# Dataset entries
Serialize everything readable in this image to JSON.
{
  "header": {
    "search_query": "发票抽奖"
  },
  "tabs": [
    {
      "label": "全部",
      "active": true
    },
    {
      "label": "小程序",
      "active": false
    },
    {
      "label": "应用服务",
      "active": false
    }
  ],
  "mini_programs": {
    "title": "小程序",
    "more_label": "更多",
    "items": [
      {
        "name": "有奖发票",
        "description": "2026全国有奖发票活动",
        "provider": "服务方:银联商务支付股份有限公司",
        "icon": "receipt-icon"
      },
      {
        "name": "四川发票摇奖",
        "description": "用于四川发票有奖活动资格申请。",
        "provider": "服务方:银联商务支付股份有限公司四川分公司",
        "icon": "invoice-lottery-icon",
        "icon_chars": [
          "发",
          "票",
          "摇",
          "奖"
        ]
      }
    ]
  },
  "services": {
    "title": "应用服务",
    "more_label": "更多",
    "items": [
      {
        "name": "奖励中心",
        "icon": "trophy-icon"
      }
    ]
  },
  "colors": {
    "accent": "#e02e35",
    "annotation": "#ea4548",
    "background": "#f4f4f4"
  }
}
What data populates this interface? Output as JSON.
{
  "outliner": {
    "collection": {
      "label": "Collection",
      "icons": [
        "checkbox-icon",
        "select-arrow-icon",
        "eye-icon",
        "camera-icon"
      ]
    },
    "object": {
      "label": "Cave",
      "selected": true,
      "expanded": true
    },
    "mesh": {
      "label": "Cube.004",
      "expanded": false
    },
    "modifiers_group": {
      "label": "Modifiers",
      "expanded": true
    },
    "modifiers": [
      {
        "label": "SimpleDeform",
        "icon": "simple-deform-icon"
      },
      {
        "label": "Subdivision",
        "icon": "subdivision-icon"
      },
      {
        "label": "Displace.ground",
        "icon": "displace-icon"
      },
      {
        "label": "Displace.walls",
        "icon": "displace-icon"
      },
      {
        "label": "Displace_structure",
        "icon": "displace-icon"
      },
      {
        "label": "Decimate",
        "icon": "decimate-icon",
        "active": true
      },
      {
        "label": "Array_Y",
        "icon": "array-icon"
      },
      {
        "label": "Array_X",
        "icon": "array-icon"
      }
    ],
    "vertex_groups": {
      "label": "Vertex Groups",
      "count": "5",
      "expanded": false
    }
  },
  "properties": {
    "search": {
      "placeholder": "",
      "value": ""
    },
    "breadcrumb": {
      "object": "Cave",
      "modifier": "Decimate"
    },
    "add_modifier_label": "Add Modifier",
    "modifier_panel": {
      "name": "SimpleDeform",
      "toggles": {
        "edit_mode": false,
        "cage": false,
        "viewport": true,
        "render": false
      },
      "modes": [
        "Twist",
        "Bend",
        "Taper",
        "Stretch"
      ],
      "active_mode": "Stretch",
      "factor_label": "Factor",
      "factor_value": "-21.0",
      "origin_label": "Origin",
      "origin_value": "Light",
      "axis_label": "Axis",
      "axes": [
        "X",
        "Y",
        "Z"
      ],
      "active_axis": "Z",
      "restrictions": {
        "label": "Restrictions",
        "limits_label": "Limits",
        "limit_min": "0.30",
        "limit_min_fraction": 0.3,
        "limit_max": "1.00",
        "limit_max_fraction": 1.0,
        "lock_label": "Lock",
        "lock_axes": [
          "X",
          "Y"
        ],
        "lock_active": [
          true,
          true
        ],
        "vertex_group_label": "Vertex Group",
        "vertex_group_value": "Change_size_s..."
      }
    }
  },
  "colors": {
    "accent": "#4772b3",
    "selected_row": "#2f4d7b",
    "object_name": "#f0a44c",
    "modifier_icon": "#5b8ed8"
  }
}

# Work instructions
Type out the entries again, word for word.

# Solution for this exercise
Serialize everything readable in this image to JSON.
{
  "header": {
    "search_query": "发票抽奖"
  },
  "tabs": [
    {
      "label": "全部",
      "active": true
    },
    {
      "label": "小程序",
      "active": false
    },
    {
      "label": "应用服务",
      "active": false
    }
  ],
  "mini_programs": {
    "title": "小程序",
    "more_label": "更多",
    "items": [
      {
        "name": "有奖发票",
        "description": "2026全国有奖发票活动",
        "provider": "服务方:银联商务支付股份有限公司",
        "icon": "receipt-icon"
      },
      {
        "name": "四川发票摇奖",
        "description": "用于四川发票有奖活动资格申请。",
        "provider": "服务方:银联商务支付股份有限公司四川分公司",
        "icon": "invoice-lottery-icon",
        "icon_chars": [
          "发",
          "票",
          "摇",
          "奖"
        ]
      }
    ]
  },
  "services": {
    "title": "应用服务",
    "more_label": "更多",
    "items": [
      {
        "name": "奖励中心",
        "icon": "trophy-icon"
      }
    ]
  },
  "colors": {
    "accent": "#e02e35",
    "annotation": "#ea4548",
    "background": "#f4f4f4"
  }
}
What data populates this interface? Output as JSON.
{
  "outliner": {
    "collection": {
      "label": "Collection",
      "icons": [
        "checkbox-icon",
        "select-arrow-icon",
        "eye-icon",
        "camera-icon"
      ]
    },
    "object": {
      "label": "Cave",
      "selected": true,
      "expanded": true
    },
    "mesh": {
      "label": "Cube.004",
      "expanded": false
    },
    "modifiers_group": {
      "label": "Modifiers",
      "expanded": true
    },
    "modifiers": [
      {
        "label": "SimpleDeform",
        "icon": "simple-deform-icon"
      },
      {
        "label": "Subdivision",
        "icon": "subdivision-icon"
      },
      {
        "label": "Displace.ground",
        "icon": "displace-icon"
      },
      {
        "label": "Displace.walls",
        "icon": "displace-icon"
      },
      {
        "label": "Displace_structure",
        "icon": "displace-icon"
      },
      {
        "label": "Decimate",
        "icon": "decimate-icon",
        "active": true
      },
      {
        "label": "Array_Y",
        "icon": "array-icon"
      },
      {
        "label": "Array_X",
        "icon": "array-icon"
      }
    ],
    "vertex_groups": {
      "label": "Vertex Groups",
      "count": "5",
      "expanded": false
    }
  },
  "properties": {
    "search": {
      "placeholder": "",
      "value": ""
    },
    "breadcrumb": {
      "object": "Cave",
      "modifier": "Decimate"
    },
    "add_modifier_label": "Add Modifier",
    "modifier_panel": {
      "name": "SimpleDeform",
      "toggles": {
        "edit_mode": false,
        "cage": false,
        "viewport": true,
        "render": false
      },
      "modes": [
        "Twist",
        "Bend",
        "Taper",
        "Stretch"
      ],
      "active_mode": "Stretch",
      "factor_label": "Factor",
      "factor_value": "-21.0",
      "origin_label": "Origin",
      "origin_value": "Light",
      "axis_label": "Axis",
      "axes": [
        "X",
        "Y",
        "Z"
      ],
      "active_axis": "Z",
      "restrictions": {
        "label": "Restrictions",
        "limits_label": "Limits",
        "limit_min": "0.30",
        "limit_min_fraction": 0.3,
        "limit_max": "1.00",
        "limit_max_fraction": 1.0,
        "lock_label": "Lock",
        "lock_axes": [
          "X",
          "Y"
        ],
        "lock_active": [
          true,
          true
        ],
        "vertex_group_label": "Vertex Group",
        "vertex_group_value": "Change_size_s..."
      }
    }
  },
  "colors": {
    "accent": "#4772b3",
    "selected_row": "#2f4d7b",
    "object_name": "#f0a44c",
    "modifier_icon": "#5b8ed8"
  }
}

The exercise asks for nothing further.